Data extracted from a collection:
/---

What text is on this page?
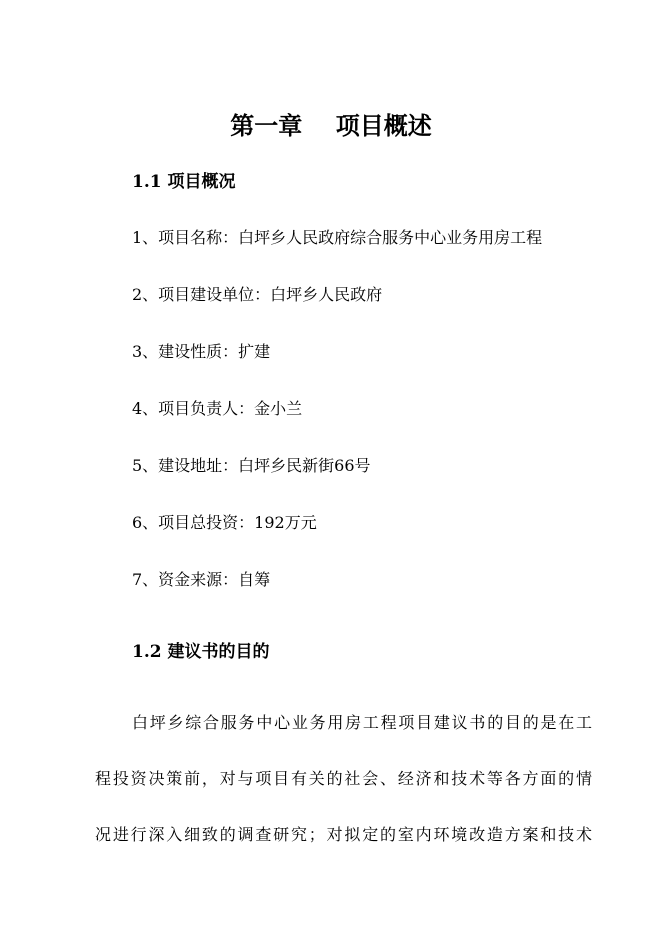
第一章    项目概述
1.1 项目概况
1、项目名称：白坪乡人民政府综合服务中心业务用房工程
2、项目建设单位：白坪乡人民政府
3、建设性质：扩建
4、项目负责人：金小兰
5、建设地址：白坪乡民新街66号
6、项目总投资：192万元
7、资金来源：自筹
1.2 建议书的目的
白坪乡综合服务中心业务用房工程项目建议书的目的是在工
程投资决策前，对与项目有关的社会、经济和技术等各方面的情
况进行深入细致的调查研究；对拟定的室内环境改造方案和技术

\---
/---

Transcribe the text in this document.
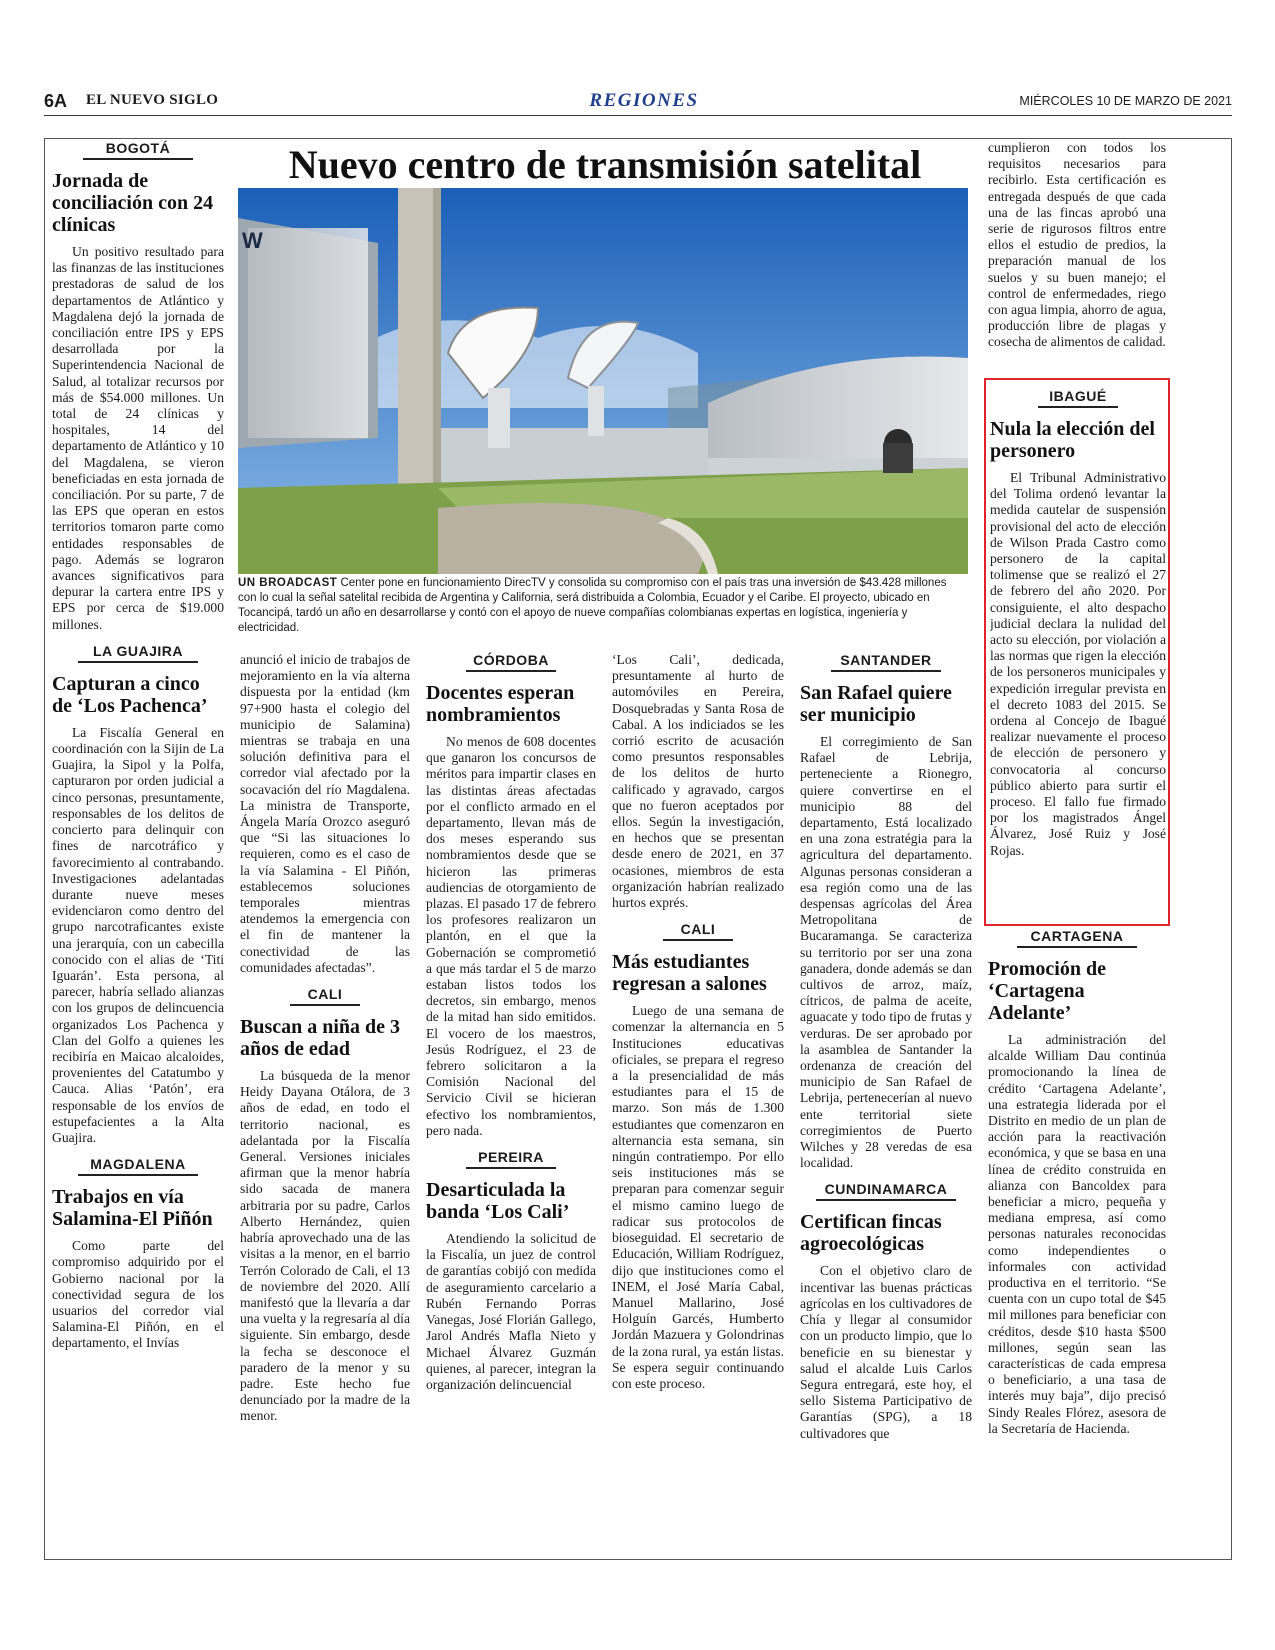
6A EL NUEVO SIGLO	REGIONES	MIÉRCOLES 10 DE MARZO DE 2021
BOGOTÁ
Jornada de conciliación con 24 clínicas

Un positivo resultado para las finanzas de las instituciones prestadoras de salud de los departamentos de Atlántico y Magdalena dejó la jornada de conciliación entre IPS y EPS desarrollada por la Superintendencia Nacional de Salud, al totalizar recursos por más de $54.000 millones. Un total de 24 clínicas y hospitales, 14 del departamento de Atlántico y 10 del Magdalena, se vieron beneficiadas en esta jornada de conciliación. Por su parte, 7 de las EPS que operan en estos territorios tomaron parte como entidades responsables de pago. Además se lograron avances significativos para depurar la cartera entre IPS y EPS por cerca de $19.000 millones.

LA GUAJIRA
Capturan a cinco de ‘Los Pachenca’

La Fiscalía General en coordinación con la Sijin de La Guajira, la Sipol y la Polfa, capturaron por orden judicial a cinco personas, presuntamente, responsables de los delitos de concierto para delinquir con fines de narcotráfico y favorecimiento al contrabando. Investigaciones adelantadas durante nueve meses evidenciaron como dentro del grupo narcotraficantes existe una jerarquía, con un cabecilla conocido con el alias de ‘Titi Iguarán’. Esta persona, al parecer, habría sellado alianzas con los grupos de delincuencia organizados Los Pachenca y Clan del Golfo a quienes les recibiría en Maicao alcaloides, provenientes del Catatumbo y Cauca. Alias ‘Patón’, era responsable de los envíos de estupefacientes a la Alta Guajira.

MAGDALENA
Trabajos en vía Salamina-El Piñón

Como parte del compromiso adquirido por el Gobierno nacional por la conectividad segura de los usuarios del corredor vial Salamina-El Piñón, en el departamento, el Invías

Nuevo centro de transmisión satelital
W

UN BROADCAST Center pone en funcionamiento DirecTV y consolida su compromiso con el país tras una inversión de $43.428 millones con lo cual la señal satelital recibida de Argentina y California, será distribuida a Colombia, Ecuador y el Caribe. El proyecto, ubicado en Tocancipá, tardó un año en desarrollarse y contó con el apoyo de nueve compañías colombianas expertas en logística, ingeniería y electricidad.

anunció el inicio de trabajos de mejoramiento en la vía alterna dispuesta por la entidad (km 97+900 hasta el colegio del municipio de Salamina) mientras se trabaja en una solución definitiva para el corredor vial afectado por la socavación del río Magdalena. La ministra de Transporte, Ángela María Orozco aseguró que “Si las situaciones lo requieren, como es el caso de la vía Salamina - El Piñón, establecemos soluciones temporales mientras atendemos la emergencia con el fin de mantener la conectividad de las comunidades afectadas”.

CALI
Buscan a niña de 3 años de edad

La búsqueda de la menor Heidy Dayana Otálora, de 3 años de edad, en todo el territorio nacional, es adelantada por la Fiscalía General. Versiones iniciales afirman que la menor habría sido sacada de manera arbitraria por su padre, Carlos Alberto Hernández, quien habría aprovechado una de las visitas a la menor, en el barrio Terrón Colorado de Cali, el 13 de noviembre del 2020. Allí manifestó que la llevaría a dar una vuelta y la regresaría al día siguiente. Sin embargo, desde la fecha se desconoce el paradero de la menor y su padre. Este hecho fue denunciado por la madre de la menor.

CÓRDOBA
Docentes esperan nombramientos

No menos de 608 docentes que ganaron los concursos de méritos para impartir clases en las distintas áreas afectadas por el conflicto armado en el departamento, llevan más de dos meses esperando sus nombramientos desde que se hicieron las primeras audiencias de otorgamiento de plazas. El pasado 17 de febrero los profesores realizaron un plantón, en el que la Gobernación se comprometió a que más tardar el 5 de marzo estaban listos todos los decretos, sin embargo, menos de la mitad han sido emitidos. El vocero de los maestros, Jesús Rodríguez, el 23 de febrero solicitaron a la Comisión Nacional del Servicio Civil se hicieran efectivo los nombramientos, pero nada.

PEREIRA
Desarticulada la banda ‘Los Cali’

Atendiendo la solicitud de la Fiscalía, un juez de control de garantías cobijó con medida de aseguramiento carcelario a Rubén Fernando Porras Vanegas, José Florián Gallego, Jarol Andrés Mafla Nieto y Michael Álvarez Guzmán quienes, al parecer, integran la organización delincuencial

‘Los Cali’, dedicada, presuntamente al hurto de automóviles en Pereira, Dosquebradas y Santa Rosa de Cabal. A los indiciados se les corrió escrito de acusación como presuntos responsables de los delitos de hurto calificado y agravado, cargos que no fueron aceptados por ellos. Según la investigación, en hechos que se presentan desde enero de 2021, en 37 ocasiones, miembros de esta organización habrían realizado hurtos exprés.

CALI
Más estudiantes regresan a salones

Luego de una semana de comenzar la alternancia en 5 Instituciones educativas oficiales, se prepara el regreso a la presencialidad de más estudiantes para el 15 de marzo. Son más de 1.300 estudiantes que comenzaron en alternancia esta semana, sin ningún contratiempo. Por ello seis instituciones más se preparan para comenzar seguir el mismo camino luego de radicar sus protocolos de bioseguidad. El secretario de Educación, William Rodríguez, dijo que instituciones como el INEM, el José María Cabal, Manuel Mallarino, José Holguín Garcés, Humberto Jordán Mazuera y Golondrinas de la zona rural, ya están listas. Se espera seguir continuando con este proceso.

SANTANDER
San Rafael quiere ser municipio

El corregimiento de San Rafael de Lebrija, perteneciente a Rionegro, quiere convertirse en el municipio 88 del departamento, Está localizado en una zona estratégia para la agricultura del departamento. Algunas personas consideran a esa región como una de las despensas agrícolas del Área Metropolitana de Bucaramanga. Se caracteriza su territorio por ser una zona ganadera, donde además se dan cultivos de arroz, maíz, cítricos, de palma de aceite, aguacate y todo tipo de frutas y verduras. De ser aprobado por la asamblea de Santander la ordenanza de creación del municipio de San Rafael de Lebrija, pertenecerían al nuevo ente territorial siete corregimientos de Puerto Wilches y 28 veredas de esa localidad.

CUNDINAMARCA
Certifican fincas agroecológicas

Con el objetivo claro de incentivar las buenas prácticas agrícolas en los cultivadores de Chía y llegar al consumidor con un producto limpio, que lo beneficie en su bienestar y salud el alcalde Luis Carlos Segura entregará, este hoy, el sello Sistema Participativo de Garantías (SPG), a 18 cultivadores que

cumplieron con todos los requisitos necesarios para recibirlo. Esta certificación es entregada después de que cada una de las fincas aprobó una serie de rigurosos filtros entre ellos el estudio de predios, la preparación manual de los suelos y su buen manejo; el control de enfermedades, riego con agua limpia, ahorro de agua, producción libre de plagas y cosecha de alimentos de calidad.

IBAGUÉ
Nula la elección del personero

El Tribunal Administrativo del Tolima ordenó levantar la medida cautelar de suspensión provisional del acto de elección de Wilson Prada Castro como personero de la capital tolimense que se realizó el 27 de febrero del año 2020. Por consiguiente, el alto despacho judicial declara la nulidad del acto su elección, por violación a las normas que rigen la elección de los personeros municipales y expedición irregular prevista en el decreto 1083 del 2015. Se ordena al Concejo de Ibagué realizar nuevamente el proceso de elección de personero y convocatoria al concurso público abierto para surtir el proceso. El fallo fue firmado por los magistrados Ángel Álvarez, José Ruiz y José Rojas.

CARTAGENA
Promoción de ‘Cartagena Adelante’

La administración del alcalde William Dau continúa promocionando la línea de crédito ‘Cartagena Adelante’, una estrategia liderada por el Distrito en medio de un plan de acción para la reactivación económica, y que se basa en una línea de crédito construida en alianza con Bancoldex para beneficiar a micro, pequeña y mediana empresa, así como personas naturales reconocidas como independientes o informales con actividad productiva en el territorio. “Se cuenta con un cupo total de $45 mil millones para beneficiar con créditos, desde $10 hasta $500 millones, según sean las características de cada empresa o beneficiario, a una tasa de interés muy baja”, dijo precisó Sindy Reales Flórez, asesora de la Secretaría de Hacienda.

\---

TASK REQUIREMENTS |
Say only how many lines in the records carry the word "this".

WRITTEN REPLY |
2